[TOC]
- Title: No-Regret Reinforcement Learning With Heavy Tailed Rewards
- Author: Vincent Zhuang et. al.
- Publish Year: 2021
- Review Date: Sun, Dec 25, 2022
Summary of paper
Motivation
- To the best of our knowledge, no prior work has considered our setting of heavy-tailed rewards in the MDP setting.
Contribution
- We demonstrate that robust mean estimation techniques can be broadly applied to reinforcement learning algorithms (specifically confidence-based methods) in order to provably han- dle the heavy-tailed reward setting
Some key terms
Robust UCB algorithm
- leverage robust mean estimator such as truncated mean and median of means that have tight concentration properties.
- the median of means estimator is a commonly used strategy for performing robust mean estimation in heavy tailed bandit algorithms.

→ RECORDS PROVIDED:
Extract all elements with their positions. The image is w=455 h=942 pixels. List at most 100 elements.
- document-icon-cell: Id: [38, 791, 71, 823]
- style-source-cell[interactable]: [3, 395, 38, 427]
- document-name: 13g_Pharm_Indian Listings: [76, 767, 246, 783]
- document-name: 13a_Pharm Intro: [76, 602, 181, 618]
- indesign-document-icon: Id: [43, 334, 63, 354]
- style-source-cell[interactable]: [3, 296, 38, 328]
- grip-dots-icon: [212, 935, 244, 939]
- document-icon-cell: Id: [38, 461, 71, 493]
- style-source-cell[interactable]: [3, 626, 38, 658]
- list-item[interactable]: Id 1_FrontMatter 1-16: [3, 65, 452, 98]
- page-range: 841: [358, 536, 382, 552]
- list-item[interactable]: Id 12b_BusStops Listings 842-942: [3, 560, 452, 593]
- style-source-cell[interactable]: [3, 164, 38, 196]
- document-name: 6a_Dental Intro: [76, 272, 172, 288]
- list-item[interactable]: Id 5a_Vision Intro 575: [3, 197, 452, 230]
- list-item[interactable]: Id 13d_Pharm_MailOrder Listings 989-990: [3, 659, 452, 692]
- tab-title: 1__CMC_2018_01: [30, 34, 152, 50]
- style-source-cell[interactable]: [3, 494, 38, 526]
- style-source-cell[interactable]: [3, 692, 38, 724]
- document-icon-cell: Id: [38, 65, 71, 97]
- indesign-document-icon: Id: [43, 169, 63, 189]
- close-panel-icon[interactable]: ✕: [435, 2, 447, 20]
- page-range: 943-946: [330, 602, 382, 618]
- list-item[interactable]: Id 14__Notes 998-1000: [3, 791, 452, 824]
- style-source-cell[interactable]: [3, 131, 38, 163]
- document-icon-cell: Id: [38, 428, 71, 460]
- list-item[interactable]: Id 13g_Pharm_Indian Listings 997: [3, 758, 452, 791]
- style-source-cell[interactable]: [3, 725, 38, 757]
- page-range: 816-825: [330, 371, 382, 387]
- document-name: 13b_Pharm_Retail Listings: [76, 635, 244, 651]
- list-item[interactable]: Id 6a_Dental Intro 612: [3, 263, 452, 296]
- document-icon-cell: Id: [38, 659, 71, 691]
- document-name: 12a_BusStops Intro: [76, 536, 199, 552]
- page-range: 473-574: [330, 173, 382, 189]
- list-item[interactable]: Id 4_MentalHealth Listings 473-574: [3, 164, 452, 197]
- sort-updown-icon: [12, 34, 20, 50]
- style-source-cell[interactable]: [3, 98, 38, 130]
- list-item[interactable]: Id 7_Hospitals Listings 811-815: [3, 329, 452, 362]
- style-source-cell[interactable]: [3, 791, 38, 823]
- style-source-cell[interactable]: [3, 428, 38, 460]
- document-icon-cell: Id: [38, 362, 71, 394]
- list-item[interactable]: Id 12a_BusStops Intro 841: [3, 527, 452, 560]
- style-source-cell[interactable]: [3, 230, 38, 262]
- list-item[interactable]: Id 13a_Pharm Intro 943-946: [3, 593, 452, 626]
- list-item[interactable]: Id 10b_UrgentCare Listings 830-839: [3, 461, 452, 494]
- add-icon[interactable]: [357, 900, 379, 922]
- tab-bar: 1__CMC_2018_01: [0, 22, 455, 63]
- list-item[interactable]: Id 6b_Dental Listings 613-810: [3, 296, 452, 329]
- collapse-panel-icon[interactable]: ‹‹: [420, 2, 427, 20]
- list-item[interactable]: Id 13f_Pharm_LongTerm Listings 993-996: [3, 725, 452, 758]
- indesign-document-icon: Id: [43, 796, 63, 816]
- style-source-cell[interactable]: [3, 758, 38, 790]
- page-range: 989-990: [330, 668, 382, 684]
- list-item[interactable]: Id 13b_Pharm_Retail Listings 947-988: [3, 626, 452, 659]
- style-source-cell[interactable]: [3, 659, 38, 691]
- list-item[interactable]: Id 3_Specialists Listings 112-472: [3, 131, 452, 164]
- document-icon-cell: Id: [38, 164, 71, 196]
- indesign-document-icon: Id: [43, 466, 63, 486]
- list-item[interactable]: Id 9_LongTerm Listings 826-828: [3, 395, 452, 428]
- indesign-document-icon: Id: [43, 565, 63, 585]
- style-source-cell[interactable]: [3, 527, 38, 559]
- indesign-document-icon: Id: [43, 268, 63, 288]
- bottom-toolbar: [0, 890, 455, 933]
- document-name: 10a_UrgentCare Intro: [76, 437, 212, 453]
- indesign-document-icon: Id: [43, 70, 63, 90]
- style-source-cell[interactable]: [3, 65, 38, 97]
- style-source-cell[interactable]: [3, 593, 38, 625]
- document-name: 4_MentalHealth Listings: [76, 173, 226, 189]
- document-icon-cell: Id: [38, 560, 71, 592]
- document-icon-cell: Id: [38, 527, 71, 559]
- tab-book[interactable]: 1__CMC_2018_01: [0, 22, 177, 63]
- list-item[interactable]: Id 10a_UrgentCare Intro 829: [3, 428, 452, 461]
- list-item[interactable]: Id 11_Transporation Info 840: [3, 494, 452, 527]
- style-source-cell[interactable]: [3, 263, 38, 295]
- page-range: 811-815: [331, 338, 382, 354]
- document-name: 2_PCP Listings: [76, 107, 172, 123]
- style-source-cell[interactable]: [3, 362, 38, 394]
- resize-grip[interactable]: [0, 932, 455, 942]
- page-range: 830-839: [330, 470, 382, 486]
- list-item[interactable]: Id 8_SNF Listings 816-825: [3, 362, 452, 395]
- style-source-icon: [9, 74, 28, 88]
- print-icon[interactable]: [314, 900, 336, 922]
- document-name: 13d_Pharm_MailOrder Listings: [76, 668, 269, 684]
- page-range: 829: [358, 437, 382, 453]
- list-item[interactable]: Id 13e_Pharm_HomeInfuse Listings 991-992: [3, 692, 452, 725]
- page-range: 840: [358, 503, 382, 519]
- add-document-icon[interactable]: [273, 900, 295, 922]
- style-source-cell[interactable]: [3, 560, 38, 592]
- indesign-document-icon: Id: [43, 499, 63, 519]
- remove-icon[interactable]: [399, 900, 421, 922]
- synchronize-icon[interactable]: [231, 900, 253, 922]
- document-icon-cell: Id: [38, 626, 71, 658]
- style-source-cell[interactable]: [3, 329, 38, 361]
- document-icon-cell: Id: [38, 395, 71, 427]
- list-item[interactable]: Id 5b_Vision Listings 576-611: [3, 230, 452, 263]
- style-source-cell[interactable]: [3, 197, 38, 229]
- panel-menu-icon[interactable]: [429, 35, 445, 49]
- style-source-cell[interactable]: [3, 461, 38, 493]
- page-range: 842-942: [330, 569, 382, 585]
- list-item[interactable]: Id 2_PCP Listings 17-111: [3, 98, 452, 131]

→ EXERCISE REQUIREMENTS:
- A) In the review of the heavy-tailed rewards paper, which estimator is described as commonly used for robust mean estimation in heavy-tailed bandit algorithms?
- B) Resume the review of the heavy-tailed rewards paper after its last line.

→ OUTPUTS IN ORDER:
- A) The median of means estimator.

- B)
Truncated empirical mean
Median-of-means
Adaptive reward clipping
- the reward truncation in Heavy-DQN can be viewed as an adaptive version of this kind of fixed reward clipping.
- the main purpose of reward clipping is to stablize the training dynamics of the neural networks, whereas this method is designed to ensure theoretically-tight reward estimation in the heavy-tailed setting for each state-action pair.
Good things about the paper (one paragraph)
- we use this paper to get some background knowledge about handling perturbed rewards. but this paper is not very relevant to our study
Minor comments
good phrases for writing essay
- “In an orthogonal line of work, XXX did that”